— START —

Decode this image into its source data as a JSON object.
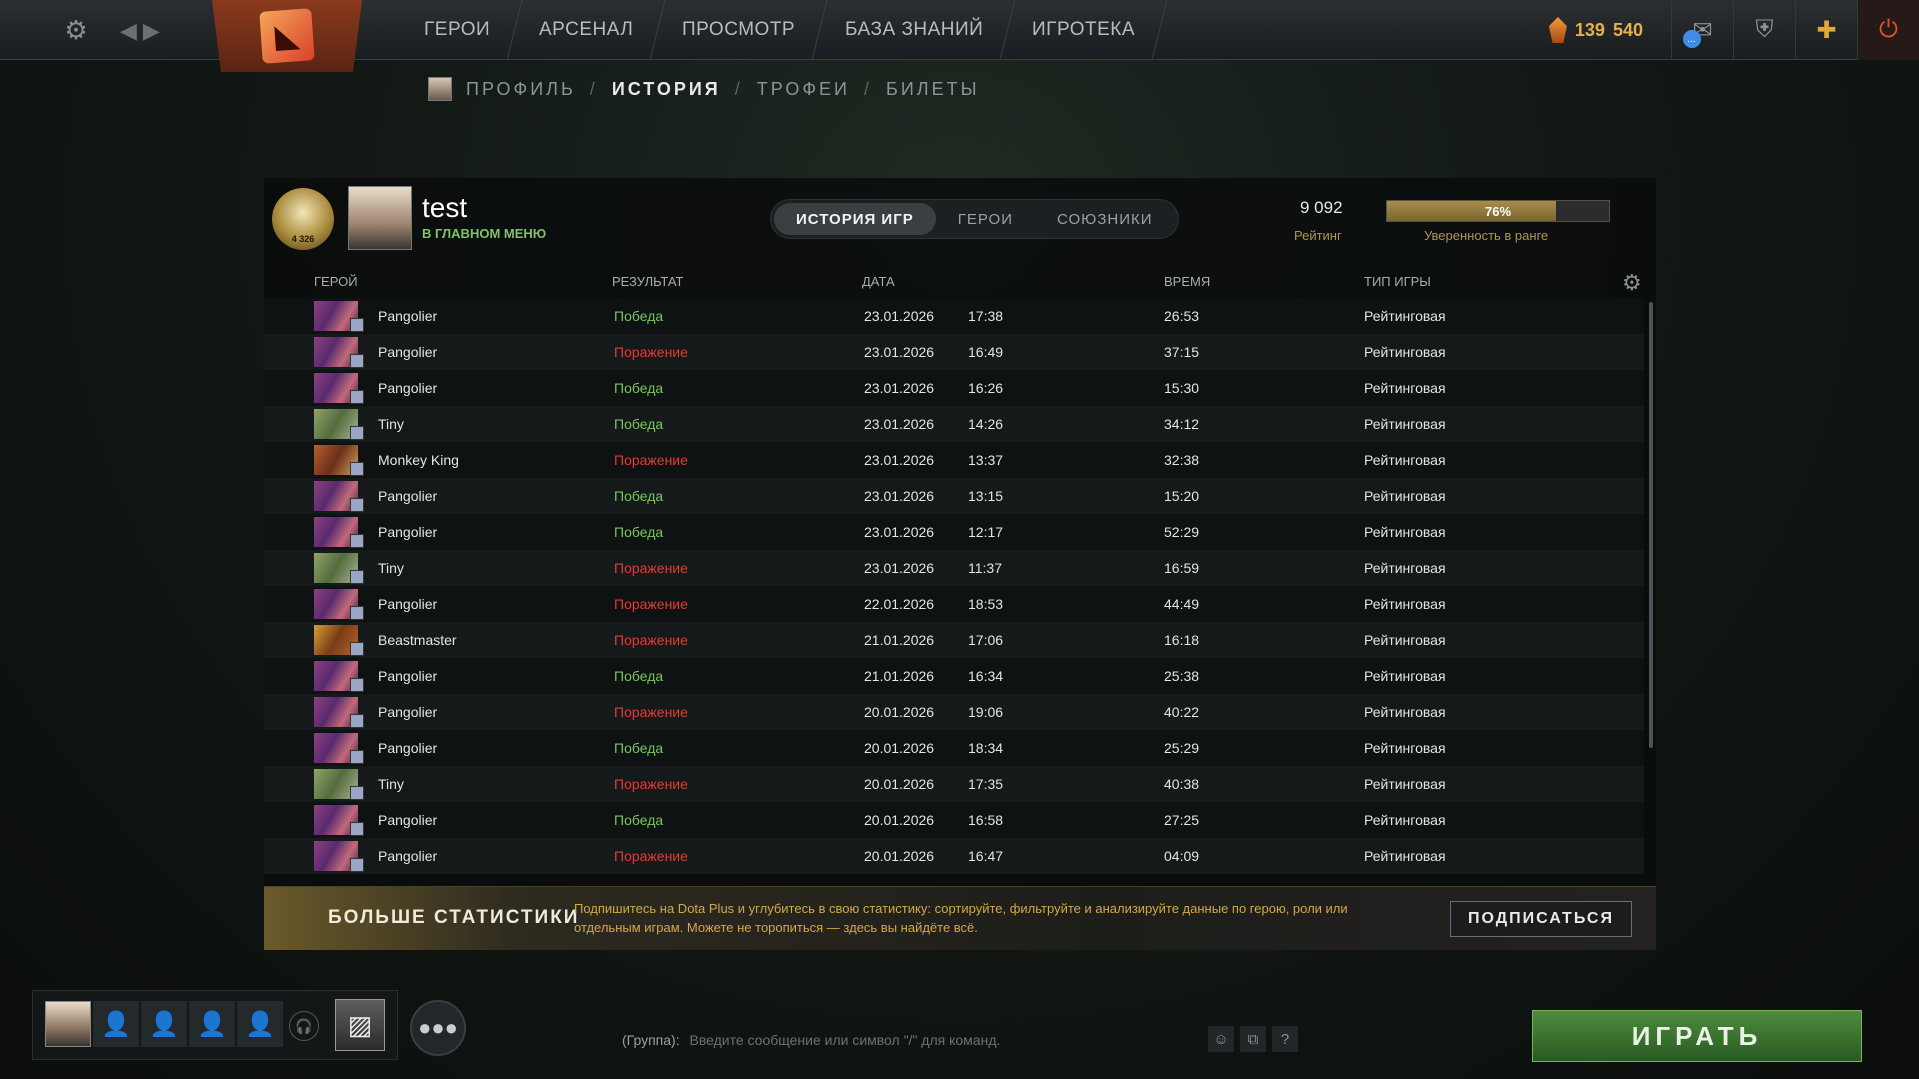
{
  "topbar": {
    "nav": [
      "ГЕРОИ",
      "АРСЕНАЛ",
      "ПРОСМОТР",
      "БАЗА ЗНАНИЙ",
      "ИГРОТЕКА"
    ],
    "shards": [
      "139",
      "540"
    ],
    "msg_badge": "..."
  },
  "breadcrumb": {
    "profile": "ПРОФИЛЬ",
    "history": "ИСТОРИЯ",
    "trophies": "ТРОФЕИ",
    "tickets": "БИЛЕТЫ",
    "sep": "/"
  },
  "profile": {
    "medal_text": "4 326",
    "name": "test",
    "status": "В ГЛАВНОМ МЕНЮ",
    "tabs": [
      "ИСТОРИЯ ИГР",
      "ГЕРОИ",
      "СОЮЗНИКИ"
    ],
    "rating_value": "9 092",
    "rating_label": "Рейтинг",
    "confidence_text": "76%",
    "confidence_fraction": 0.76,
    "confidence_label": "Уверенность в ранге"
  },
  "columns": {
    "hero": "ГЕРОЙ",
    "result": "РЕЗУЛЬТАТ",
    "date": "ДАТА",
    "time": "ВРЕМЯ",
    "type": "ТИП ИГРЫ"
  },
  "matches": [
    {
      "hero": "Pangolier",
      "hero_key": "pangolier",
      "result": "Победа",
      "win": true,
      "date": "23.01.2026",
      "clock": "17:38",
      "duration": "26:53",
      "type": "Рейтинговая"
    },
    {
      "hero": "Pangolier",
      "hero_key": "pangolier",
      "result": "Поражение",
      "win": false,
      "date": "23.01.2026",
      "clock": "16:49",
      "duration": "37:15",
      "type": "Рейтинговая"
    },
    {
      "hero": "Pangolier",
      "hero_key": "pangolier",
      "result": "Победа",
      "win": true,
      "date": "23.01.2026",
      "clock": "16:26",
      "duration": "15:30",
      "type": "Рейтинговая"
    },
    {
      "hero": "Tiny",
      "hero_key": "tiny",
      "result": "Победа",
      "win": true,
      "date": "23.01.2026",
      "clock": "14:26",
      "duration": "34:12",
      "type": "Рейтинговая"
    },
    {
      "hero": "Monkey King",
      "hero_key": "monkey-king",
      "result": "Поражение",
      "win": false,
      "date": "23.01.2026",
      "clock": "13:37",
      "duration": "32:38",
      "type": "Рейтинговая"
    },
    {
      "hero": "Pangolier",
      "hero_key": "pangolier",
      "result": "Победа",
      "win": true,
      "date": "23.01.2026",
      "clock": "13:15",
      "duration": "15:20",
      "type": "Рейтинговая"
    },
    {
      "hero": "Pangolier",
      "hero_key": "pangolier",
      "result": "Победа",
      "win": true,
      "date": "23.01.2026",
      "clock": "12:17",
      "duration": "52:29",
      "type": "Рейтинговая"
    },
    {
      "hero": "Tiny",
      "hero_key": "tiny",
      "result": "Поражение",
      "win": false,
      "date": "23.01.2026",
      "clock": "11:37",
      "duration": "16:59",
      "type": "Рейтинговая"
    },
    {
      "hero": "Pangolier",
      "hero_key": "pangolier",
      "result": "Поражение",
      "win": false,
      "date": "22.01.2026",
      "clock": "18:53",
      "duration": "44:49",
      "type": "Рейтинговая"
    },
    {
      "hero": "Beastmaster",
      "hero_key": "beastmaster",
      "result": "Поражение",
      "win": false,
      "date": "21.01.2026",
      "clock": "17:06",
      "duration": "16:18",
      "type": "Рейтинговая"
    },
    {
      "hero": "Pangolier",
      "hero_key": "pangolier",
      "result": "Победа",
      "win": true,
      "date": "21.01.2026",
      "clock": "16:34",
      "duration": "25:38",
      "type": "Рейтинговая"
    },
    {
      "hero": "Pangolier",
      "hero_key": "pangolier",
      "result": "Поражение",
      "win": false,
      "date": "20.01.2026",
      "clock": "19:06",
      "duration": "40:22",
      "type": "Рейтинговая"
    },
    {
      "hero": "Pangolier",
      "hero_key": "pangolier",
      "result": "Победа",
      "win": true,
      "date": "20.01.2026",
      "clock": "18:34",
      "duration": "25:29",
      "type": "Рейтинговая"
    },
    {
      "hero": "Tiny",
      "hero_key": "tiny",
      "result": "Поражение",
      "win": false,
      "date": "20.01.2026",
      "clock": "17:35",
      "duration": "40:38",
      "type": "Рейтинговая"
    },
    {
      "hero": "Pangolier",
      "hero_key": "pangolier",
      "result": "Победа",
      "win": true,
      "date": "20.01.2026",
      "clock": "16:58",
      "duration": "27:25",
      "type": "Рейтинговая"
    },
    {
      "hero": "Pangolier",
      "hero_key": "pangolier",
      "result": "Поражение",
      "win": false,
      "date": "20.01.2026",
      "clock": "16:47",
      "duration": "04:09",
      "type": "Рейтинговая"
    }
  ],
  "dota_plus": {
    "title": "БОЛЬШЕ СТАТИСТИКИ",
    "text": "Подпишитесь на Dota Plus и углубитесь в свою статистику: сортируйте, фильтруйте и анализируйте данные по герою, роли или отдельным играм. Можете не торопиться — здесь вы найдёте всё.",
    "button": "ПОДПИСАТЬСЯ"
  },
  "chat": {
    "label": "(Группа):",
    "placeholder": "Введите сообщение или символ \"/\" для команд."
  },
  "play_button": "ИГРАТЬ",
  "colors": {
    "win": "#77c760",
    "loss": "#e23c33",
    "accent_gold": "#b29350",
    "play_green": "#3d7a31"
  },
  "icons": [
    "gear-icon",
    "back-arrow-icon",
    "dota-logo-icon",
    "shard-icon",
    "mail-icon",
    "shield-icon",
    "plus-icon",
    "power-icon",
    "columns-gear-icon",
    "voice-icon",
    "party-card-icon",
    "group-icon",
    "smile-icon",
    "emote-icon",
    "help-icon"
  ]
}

— END —

What to work on:
All the lines above are to be given again exactly as they read, with the pictures removed.

Result of the task:
Decode this image into its source data as a JSON object.
{
  "topbar": {
    "nav": [
      "ГЕРОИ",
      "АРСЕНАЛ",
      "ПРОСМОТР",
      "БАЗА ЗНАНИЙ",
      "ИГРОТЕКА"
    ],
    "shards": [
      "139",
      "540"
    ],
    "msg_badge": "..."
  },
  "breadcrumb": {
    "profile": "ПРОФИЛЬ",
    "history": "ИСТОРИЯ",
    "trophies": "ТРОФЕИ",
    "tickets": "БИЛЕТЫ",
    "sep": "/"
  },
  "profile": {
    "medal_text": "4 326",
    "name": "test",
    "status": "В ГЛАВНОМ МЕНЮ",
    "tabs": [
      "ИСТОРИЯ ИГР",
      "ГЕРОИ",
      "СОЮЗНИКИ"
    ],
    "rating_value": "9 092",
    "rating_label": "Рейтинг",
    "confidence_text": "76%",
    "confidence_fraction": 0.76,
    "confidence_label": "Уверенность в ранге"
  },
  "columns": {
    "hero": "ГЕРОЙ",
    "result": "РЕЗУЛЬТАТ",
    "date": "ДАТА",
    "time": "ВРЕМЯ",
    "type": "ТИП ИГРЫ"
  },
  "matches": [
    {
      "hero": "Pangolier",
      "hero_key": "pangolier",
      "result": "Победа",
      "win": true,
      "date": "23.01.2026",
      "clock": "17:38",
      "duration": "26:53",
      "type": "Рейтинговая"
    },
    {
      "hero": "Pangolier",
      "hero_key": "pangolier",
      "result": "Поражение",
      "win": false,
      "date": "23.01.2026",
      "clock": "16:49",
      "duration": "37:15",
      "type": "Рейтинговая"
    },
    {
      "hero": "Pangolier",
      "hero_key": "pangolier",
      "result": "Победа",
      "win": true,
      "date": "23.01.2026",
      "clock": "16:26",
      "duration": "15:30",
      "type": "Рейтинговая"
    },
    {
      "hero": "Tiny",
      "hero_key": "tiny",
      "result": "Победа",
      "win": true,
      "date": "23.01.2026",
      "clock": "14:26",
      "duration": "34:12",
      "type": "Рейтинговая"
    },
    {
      "hero": "Monkey King",
      "hero_key": "monkey-king",
      "result": "Поражение",
      "win": false,
      "date": "23.01.2026",
      "clock": "13:37",
      "duration": "32:38",
      "type": "Рейтинговая"
    },
    {
      "hero": "Pangolier",
      "hero_key": "pangolier",
      "result": "Победа",
      "win": true,
      "date": "23.01.2026",
      "clock": "13:15",
      "duration": "15:20",
      "type": "Рейтинговая"
    },
    {
      "hero": "Pangolier",
      "hero_key": "pangolier",
      "result": "Победа",
      "win": true,
      "date": "23.01.2026",
      "clock": "12:17",
      "duration": "52:29",
      "type": "Рейтинговая"
    },
    {
      "hero": "Tiny",
      "hero_key": "tiny",
      "result": "Поражение",
      "win": false,
      "date": "23.01.2026",
      "clock": "11:37",
      "duration": "16:59",
      "type": "Рейтинговая"
    },
    {
      "hero": "Pangolier",
      "hero_key": "pangolier",
      "result": "Поражение",
      "win": false,
      "date": "22.01.2026",
      "clock": "18:53",
      "duration": "44:49",
      "type": "Рейтинговая"
    },
    {
      "hero": "Beastmaster",
      "hero_key": "beastmaster",
      "result": "Поражение",
      "win": false,
      "date": "21.01.2026",
      "clock": "17:06",
      "duration": "16:18",
      "type": "Рейтинговая"
    },
    {
      "hero": "Pangolier",
      "hero_key": "pangolier",
      "result": "Победа",
      "win": true,
      "date": "21.01.2026",
      "clock": "16:34",
      "duration": "25:38",
      "type": "Рейтинговая"
    },
    {
      "hero": "Pangolier",
      "hero_key": "pangolier",
      "result": "Поражение",
      "win": false,
      "date": "20.01.2026",
      "clock": "19:06",
      "duration": "40:22",
      "type": "Рейтинговая"
    },
    {
      "hero": "Pangolier",
      "hero_key": "pangolier",
      "result": "Победа",
      "win": true,
      "date": "20.01.2026",
      "clock": "18:34",
      "duration": "25:29",
      "type": "Рейтинговая"
    },
    {
      "hero": "Tiny",
      "hero_key": "tiny",
      "result": "Поражение",
      "win": false,
      "date": "20.01.2026",
      "clock": "17:35",
      "duration": "40:38",
      "type": "Рейтинговая"
    },
    {
      "hero": "Pangolier",
      "hero_key": "pangolier",
      "result": "Победа",
      "win": true,
      "date": "20.01.2026",
      "clock": "16:58",
      "duration": "27:25",
      "type": "Рейтинговая"
    },
    {
      "hero": "Pangolier",
      "hero_key": "pangolier",
      "result": "Поражение",
      "win": false,
      "date": "20.01.2026",
      "clock": "16:47",
      "duration": "04:09",
      "type": "Рейтинговая"
    }
  ],
  "dota_plus": {
    "title": "БОЛЬШЕ СТАТИСТИКИ",
    "text": "Подпишитесь на Dota Plus и углубитесь в свою статистику: сортируйте, фильтруйте и анализируйте данные по герою, роли или отдельным играм. Можете не торопиться — здесь вы найдёте всё.",
    "button": "ПОДПИСАТЬСЯ"
  },
  "chat": {
    "label": "(Группа):",
    "placeholder": "Введите сообщение или символ \"/\" для команд."
  },
  "play_button": "ИГРАТЬ",
  "colors": {
    "win": "#77c760",
    "loss": "#e23c33",
    "accent_gold": "#b29350",
    "play_green": "#3d7a31"
  },
  "icons": [
    "gear-icon",
    "back-arrow-icon",
    "dota-logo-icon",
    "shard-icon",
    "mail-icon",
    "shield-icon",
    "plus-icon",
    "power-icon",
    "columns-gear-icon",
    "voice-icon",
    "party-card-icon",
    "group-icon",
    "smile-icon",
    "emote-icon",
    "help-icon"
  ]
}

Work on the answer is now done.